*** Opening Dataset ***

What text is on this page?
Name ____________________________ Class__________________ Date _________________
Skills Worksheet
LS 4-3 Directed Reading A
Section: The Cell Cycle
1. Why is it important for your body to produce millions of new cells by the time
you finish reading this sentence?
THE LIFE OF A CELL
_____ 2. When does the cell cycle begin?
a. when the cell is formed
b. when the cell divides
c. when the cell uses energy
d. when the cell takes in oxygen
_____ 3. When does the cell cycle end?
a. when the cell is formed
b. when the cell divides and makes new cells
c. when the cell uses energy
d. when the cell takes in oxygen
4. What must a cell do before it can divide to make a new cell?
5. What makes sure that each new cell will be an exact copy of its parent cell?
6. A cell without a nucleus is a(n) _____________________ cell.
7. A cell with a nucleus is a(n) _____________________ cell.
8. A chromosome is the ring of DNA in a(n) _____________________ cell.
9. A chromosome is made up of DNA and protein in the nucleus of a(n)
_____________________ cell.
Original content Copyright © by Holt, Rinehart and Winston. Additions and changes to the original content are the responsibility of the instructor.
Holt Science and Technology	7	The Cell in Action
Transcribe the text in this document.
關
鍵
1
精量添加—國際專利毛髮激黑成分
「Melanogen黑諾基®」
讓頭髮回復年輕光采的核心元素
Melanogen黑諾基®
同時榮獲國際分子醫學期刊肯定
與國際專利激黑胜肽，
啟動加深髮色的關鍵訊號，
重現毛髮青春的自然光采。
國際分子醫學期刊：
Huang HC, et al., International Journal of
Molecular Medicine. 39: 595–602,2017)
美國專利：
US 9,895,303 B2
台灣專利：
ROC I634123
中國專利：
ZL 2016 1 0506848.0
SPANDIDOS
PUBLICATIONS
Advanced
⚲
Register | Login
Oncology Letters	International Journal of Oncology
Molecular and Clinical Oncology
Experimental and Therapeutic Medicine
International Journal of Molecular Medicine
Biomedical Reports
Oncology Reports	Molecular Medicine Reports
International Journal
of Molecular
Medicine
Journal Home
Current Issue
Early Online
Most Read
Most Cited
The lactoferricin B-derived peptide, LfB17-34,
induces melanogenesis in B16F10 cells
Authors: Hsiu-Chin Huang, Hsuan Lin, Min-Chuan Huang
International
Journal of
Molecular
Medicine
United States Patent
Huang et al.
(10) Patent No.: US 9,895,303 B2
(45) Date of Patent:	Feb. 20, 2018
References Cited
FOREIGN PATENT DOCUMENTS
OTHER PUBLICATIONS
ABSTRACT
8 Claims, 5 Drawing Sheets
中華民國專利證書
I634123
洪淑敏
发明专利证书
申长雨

*** Closing Dataset ***

▶ _Task objective_
Write only the number of lines above that contain "Huang".

▶ _Reply to the task_
3